[Dataset excerpt]

•••

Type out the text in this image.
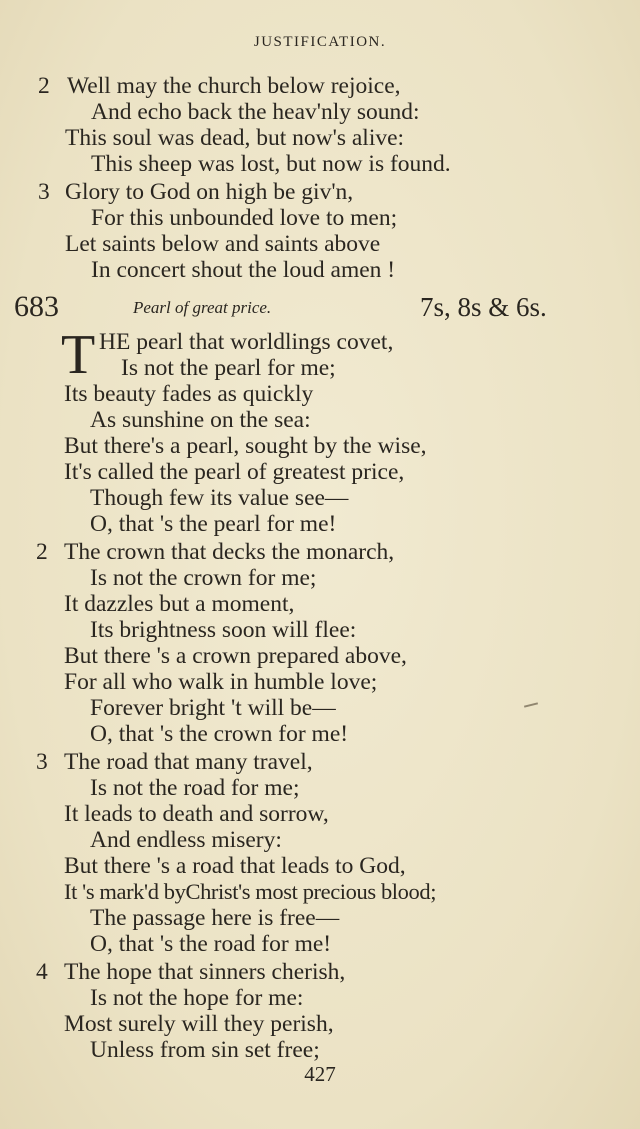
JUSTIFICATION.
2 Well may the church below rejoice,
And echo back the heav'nly sound:
This soul was dead, but now's alive:
This sheep was lost, but now is found.
3 Glory to God on high be giv'n,
For this unbounded love to men;
Let saints below and saints above
In concert shout the loud amen !
683	Pearl of great price.	7s, 8s & 6s.
T HE pearl that worldlings covet,
Is not the pearl for me;
Its beauty fades as quickly
As sunshine on the sea:
But there's a pearl, sought by the wise,
It's called the pearl of greatest price,
Though few its value see—
O, that 's the pearl for me!
2 The crown that decks the monarch,
Is not the crown for me;
It dazzles but a moment,
Its brightness soon will flee:
But there 's a crown prepared above,
For all who walk in humble love;
Forever bright 't will be—
O, that 's the crown for me!
3 The road that many travel,
Is not the road for me;
It leads to death and sorrow,
And endless misery:
But there 's a road that leads to God,
It 's mark'd byChrist's most precious blood;
The passage here is free—
O, that 's the road for me!
4 The hope that sinners cherish,
Is not the hope for me:
Most surely will they perish,
Unless from sin set free;
427
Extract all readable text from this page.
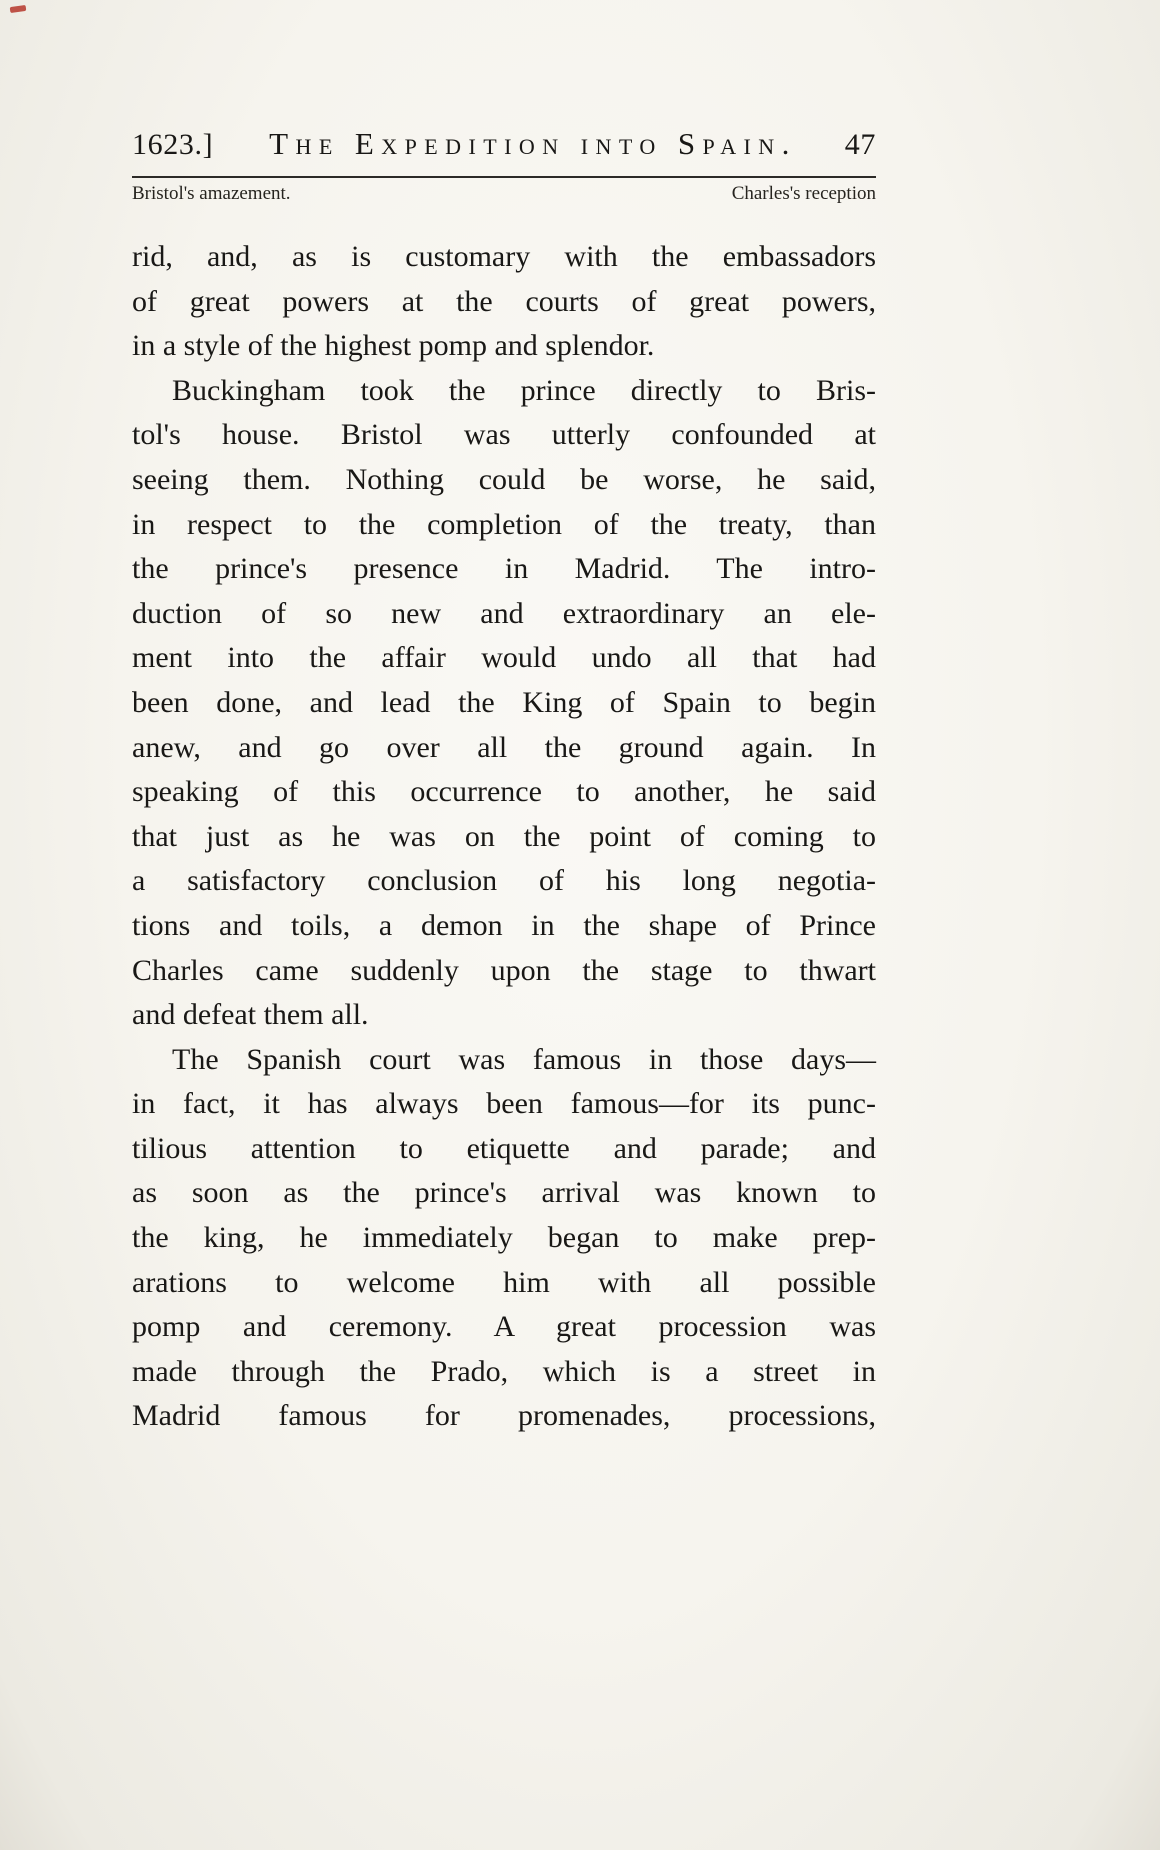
1623.]	The Expedition into Spain.	47
Bristol's amazement.	Charles's reception
rid, and, as is customary with the embassadors
of great powers at the courts of great powers,
in a style of the highest pomp and splendor.
Buckingham took the prince directly to Bris-
tol's house. Bristol was utterly confounded at
seeing them. Nothing could be worse, he said,
in respect to the completion of the treaty, than
the prince's presence in Madrid. The intro-
duction of so new and extraordinary an ele-
ment into the affair would undo all that had
been done, and lead the King of Spain to begin
anew, and go over all the ground again. In
speaking of this occurrence to another, he said
that just as he was on the point of coming to
a satisfactory conclusion of his long negotia-
tions and toils, a demon in the shape of Prince
Charles came suddenly upon the stage to thwart
and defeat them all.
The Spanish court was famous in those days—
in fact, it has always been famous—for its punc-
tilious attention to etiquette and parade; and
as soon as the prince's arrival was known to
the king, he immediately began to make prep-
arations to welcome him with all possible
pomp and ceremony. A great procession was
made through the Prado, which is a street in
Madrid famous for promenades, processions,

•••

[JOB] Set down the complete material exactly, but do not include the images.

[FULL OUTPUT]
Type out the text in this image.
JUSTIFICATION.
2 Well may the church below rejoice,
And echo back the heav'nly sound:
This soul was dead, but now's alive:
This sheep was lost, but now is found.
3 Glory to God on high be giv'n,
For this unbounded love to men;
Let saints below and saints above
In concert shout the loud amen !
683	Pearl of great price.	7s, 8s & 6s.
T HE pearl that worldlings covet,
Is not the pearl for me;
Its beauty fades as quickly
As sunshine on the sea:
But there's a pearl, sought by the wise,
It's called the pearl of greatest price,
Though few its value see—
O, that 's the pearl for me!
2 The crown that decks the monarch,
Is not the crown for me;
It dazzles but a moment,
Its brightness soon will flee:
But there 's a crown prepared above,
For all who walk in humble love;
Forever bright 't will be—
O, that 's the crown for me!
3 The road that many travel,
Is not the road for me;
It leads to death and sorrow,
And endless misery:
But there 's a road that leads to God,
It 's mark'd byChrist's most precious blood;
The passage here is free—
O, that 's the road for me!
4 The hope that sinners cherish,
Is not the hope for me:
Most surely will they perish,
Unless from sin set free;
427
Extract all readable text from this page.
1623.]	The Expedition into Spain.	47
Bristol's amazement.	Charles's reception
rid, and, as is customary with the embassadors
of great powers at the courts of great powers,
in a style of the highest pomp and splendor.
Buckingham took the prince directly to Bris-
tol's house. Bristol was utterly confounded at
seeing them. Nothing could be worse, he said,
in respect to the completion of the treaty, than
the prince's presence in Madrid. The intro-
duction of so new and extraordinary an ele-
ment into the affair would undo all that had
been done, and lead the King of Spain to begin
anew, and go over all the ground again. In
speaking of this occurrence to another, he said
that just as he was on the point of coming to
a satisfactory conclusion of his long negotia-
tions and toils, a demon in the shape of Prince
Charles came suddenly upon the stage to thwart
and defeat them all.
The Spanish court was famous in those days—
in fact, it has always been famous—for its punc-
tilious attention to etiquette and parade; and
as soon as the prince's arrival was known to
the king, he immediately began to make prep-
arations to welcome him with all possible
pomp and ceremony. A great procession was
made through the Prado, which is a street in
Madrid famous for promenades, processions,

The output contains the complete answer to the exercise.